* Work to be completed *
Reproduce all the entries exactly.

** BEGIN **

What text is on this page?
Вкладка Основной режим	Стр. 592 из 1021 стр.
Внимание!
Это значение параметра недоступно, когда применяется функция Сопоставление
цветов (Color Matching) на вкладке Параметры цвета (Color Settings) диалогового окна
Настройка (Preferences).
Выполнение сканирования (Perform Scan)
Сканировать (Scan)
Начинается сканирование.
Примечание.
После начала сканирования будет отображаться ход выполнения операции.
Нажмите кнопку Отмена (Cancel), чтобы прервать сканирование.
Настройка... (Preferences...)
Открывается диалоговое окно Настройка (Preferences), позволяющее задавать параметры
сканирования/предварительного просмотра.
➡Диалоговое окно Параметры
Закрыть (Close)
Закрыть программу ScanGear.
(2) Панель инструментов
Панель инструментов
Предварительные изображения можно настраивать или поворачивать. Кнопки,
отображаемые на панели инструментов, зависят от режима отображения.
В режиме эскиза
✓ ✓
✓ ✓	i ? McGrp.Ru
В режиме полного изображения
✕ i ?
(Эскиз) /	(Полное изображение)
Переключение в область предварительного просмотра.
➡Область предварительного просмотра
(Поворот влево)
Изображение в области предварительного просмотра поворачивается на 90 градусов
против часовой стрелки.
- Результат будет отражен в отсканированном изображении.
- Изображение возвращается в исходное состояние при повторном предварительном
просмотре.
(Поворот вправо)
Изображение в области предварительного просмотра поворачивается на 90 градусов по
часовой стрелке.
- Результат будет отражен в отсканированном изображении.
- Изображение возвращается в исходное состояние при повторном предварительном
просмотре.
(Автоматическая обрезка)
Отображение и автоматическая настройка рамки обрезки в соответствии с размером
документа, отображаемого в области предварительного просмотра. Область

** END **

* Answer to the exercise *
What text is on this page?
Вкладка Основной режим	Стр. 592 из 1021 стр.
Внимание!
Это значение параметра недоступно, когда применяется функция Сопоставление
цветов (Color Matching) на вкладке Параметры цвета (Color Settings) диалогового окна
Настройка (Preferences).
Выполнение сканирования (Perform Scan)
Сканировать (Scan)
Начинается сканирование.
Примечание.
После начала сканирования будет отображаться ход выполнения операции.
Нажмите кнопку Отмена (Cancel), чтобы прервать сканирование.
Настройка... (Preferences...)
Открывается диалоговое окно Настройка (Preferences), позволяющее задавать параметры
сканирования/предварительного просмотра.
➡Диалоговое окно Параметры
Закрыть (Close)
Закрыть программу ScanGear.
(2) Панель инструментов
Панель инструментов
Предварительные изображения можно настраивать или поворачивать. Кнопки,
отображаемые на панели инструментов, зависят от режима отображения.
В режиме эскиза
✓ ✓
✓ ✓	i ? McGrp.Ru
В режиме полного изображения
✕ i ?
(Эскиз) /	(Полное изображение)
Переключение в область предварительного просмотра.
➡Область предварительного просмотра
(Поворот влево)
Изображение в области предварительного просмотра поворачивается на 90 градусов
против часовой стрелки.
- Результат будет отражен в отсканированном изображении.
- Изображение возвращается в исходное состояние при повторном предварительном
просмотре.
(Поворот вправо)
Изображение в области предварительного просмотра поворачивается на 90 градусов по
часовой стрелке.
- Результат будет отражен в отсканированном изображении.
- Изображение возвращается в исходное состояние при повторном предварительном
просмотре.
(Автоматическая обрезка)
Отображение и автоматическая настройка рамки обрезки в соответствии с размером
документа, отображаемого в области предварительного просмотра. Область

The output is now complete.